• _What you are asked to do_:
Find the lines that hold the word "this" and return them.

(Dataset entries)
+++
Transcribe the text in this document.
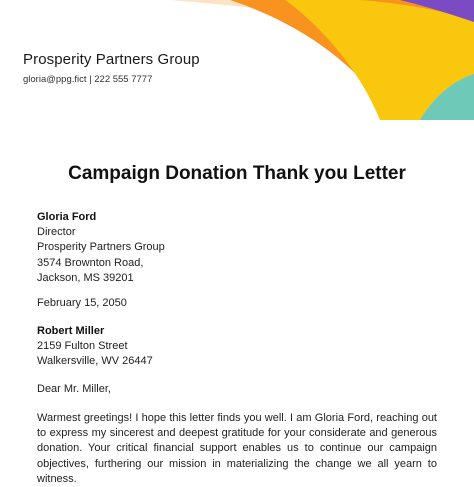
Prosperity Partners Group
gloria@ppg.fict | 222 555 7777
Campaign Donation Thank you Letter
Gloria Ford
Director
Prosperity Partners Group
3574 Brownton Road,
Jackson, MS 39201
February 15, 2050
Robert Miller
2159 Fulton Street
Walkersville, WV 26447
Dear Mr. Miller,
Warmest greetings! I hope this letter finds you well. I am Gloria Ford, reaching out to express my sincerest and deepest gratitude for your considerate and generous donation. Your critical financial support enables us to continue our campaign objectives, furthering our mission in materializing the change we all yearn to witness.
+++
• _Response to the task_:
Transcribe the text in this document.
Warmest greetings! I hope this letter finds you well. I am Gloria Ford, reaching out to express my sincerest and deepest gratitude for your considerate and generous donation. Your critical financial support enables us to continue our campaign objectives, furthering our mission in materializing the change we all yearn to witness.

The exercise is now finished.